WORK ORDER: Give the number of lines in the data that hold the string "Relative". Nothing else is needed.

[Records excerpted from a collection]
────────────────

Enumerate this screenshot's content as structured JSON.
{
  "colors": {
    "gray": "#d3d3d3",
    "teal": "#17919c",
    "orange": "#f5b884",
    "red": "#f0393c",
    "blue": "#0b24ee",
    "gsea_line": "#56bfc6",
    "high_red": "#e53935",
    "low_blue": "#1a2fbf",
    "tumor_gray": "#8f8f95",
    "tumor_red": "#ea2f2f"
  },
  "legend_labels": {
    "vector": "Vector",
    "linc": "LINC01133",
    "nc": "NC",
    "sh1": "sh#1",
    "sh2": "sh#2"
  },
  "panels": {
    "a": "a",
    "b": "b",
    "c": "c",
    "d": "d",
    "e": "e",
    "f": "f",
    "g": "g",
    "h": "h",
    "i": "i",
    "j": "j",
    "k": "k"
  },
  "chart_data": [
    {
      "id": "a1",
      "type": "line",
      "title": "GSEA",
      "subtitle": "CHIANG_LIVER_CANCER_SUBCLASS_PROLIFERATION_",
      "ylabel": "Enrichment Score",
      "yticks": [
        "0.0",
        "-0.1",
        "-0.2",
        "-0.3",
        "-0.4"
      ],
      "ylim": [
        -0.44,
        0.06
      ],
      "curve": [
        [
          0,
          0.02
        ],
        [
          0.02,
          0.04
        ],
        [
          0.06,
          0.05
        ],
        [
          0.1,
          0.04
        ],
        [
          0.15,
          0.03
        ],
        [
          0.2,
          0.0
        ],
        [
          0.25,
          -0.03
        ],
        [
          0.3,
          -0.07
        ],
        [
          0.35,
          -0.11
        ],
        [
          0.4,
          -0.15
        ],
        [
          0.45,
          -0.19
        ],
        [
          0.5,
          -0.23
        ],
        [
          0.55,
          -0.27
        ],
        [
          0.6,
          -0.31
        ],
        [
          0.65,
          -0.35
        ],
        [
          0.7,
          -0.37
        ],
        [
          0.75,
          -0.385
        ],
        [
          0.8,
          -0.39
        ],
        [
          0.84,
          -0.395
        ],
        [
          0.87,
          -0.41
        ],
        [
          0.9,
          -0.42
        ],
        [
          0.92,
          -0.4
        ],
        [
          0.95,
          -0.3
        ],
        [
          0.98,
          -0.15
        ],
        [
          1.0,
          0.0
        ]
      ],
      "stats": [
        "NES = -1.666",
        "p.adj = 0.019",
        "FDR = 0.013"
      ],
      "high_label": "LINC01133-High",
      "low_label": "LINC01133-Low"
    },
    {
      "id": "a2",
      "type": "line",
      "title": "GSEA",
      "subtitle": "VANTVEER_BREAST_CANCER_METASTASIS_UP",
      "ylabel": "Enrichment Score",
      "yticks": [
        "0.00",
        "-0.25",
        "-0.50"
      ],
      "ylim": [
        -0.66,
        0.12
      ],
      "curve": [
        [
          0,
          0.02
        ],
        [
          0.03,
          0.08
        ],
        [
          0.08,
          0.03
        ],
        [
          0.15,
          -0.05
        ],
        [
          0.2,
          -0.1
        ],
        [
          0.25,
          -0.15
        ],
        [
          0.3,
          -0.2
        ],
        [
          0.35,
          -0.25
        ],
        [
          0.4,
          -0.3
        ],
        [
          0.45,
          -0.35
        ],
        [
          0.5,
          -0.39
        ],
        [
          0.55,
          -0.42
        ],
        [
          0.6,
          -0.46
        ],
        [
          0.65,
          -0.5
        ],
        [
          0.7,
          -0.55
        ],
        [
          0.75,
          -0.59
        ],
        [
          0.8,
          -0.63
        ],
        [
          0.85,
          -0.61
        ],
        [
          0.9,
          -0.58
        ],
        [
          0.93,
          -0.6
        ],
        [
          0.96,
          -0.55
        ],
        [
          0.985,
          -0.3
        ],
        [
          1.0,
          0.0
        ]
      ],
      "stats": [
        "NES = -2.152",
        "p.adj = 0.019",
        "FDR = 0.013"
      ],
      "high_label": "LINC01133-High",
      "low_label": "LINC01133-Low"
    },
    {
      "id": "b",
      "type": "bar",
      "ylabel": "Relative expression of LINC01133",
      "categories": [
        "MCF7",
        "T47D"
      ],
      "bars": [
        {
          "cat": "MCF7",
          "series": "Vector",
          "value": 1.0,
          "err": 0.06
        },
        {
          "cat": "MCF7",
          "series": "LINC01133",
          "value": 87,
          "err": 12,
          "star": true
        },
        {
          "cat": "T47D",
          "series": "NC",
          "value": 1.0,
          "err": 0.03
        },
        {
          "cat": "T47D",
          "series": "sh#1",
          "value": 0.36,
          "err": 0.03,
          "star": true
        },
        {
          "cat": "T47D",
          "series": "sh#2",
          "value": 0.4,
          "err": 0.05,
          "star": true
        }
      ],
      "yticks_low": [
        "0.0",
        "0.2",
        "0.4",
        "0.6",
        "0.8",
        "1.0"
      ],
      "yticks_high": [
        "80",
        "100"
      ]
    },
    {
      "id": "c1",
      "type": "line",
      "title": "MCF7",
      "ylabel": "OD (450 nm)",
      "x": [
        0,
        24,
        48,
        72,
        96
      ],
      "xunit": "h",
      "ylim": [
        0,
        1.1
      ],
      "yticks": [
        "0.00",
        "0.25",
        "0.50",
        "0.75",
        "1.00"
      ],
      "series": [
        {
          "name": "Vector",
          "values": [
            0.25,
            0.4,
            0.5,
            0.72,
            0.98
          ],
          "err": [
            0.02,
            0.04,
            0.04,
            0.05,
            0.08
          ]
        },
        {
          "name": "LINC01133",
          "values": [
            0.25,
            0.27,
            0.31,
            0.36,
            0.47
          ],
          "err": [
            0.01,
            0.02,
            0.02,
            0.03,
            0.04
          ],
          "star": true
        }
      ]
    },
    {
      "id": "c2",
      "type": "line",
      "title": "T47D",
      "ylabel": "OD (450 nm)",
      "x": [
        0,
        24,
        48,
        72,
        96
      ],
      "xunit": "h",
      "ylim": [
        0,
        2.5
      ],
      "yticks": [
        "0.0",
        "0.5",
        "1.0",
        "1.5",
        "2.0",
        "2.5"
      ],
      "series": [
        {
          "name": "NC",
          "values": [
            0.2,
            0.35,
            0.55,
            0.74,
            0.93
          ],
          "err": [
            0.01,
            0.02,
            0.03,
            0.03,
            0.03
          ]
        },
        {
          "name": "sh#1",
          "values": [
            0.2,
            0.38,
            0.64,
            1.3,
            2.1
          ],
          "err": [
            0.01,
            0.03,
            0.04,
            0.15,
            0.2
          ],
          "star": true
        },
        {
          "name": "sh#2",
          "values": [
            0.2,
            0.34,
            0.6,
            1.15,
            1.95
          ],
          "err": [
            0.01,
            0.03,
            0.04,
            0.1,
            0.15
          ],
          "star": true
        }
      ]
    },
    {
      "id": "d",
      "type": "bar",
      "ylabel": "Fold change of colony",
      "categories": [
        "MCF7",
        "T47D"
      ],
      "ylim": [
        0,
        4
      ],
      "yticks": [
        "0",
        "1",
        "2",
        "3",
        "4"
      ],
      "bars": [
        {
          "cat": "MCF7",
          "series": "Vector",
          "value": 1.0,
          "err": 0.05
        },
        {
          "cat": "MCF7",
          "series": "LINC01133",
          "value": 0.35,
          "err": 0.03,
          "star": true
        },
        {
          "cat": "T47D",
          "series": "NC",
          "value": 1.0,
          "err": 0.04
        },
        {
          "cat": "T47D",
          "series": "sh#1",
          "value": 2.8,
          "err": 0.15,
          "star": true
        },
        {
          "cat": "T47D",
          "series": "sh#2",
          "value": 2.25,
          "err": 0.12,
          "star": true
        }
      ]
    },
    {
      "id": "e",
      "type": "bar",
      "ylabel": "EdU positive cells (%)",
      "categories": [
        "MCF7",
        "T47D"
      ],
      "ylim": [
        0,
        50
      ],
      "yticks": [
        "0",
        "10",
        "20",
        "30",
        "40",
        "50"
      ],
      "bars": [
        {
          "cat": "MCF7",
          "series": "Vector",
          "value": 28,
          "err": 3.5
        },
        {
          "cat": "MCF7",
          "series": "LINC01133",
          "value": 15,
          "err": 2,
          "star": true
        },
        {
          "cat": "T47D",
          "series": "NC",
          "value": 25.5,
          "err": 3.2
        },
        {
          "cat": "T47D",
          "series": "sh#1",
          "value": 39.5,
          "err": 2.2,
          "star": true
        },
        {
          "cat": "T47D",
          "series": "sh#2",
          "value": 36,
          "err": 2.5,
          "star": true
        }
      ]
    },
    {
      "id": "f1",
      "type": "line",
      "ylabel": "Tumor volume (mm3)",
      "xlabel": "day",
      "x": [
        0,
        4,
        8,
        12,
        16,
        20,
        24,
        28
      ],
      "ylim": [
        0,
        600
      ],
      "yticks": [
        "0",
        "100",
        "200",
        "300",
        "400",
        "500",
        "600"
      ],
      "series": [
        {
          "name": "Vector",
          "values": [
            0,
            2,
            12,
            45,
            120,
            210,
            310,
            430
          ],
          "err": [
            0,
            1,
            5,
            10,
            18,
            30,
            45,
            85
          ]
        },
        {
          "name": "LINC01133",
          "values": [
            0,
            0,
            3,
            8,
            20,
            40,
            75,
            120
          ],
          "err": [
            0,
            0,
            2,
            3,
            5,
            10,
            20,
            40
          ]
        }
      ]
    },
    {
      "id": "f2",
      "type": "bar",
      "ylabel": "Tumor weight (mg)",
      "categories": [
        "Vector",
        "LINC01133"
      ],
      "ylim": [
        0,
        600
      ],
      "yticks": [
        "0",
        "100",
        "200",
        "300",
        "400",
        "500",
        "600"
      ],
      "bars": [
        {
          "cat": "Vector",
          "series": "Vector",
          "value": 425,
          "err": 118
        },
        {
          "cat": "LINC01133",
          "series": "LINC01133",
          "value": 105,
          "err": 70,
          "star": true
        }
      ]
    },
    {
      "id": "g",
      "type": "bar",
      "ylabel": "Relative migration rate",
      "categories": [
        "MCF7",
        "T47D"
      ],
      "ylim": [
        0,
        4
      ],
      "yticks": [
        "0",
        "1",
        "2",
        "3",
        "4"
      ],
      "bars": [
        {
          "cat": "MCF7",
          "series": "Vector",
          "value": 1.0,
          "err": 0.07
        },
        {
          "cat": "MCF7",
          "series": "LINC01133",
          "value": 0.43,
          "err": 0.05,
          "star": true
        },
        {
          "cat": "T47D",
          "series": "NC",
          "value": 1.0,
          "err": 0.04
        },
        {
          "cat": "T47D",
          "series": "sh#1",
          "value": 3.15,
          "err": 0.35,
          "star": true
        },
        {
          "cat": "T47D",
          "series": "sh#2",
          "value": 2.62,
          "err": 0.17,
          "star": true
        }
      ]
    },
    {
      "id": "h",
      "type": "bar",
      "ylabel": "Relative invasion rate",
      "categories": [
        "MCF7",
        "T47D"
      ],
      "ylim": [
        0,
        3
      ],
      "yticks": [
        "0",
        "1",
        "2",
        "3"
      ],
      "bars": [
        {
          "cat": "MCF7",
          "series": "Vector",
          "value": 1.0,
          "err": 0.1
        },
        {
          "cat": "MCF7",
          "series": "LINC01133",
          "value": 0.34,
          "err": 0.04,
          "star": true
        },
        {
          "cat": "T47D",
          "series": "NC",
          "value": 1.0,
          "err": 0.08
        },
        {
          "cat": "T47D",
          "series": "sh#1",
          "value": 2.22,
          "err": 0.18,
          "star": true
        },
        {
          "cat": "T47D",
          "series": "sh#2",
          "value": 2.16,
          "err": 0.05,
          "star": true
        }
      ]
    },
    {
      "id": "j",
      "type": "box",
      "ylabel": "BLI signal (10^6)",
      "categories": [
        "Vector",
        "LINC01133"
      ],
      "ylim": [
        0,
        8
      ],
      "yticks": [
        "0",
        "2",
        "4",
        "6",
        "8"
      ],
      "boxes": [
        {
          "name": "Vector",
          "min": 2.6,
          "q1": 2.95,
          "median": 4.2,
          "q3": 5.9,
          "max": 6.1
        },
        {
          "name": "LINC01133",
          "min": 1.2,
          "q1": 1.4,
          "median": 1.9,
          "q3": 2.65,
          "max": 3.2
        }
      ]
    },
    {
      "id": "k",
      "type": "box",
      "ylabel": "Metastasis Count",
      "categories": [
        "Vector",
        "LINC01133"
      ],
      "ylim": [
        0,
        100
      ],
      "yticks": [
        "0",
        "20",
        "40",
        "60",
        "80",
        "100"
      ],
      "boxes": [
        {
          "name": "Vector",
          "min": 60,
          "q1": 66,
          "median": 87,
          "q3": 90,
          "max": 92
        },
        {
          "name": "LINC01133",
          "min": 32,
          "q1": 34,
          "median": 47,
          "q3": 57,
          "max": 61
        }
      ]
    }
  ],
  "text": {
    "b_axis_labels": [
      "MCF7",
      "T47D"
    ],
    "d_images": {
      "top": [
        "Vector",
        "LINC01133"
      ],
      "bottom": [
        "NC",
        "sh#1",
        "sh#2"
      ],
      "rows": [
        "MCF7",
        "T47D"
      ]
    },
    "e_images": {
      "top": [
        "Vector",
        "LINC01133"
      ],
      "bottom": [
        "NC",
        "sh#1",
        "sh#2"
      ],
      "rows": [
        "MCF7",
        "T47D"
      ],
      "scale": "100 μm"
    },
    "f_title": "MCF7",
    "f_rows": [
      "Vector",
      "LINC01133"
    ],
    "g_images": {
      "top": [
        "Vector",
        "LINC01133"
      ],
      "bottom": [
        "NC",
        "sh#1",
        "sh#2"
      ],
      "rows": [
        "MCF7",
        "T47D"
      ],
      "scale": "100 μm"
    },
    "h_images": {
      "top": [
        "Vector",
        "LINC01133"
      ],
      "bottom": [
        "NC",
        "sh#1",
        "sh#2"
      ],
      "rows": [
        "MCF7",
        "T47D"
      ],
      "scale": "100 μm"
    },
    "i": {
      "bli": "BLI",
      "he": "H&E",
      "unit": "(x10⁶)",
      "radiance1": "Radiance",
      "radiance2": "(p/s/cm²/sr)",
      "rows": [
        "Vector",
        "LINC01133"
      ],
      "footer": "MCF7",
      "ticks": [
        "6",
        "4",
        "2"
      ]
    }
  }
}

────────────────

RESULT OF THE EXERCISE: 3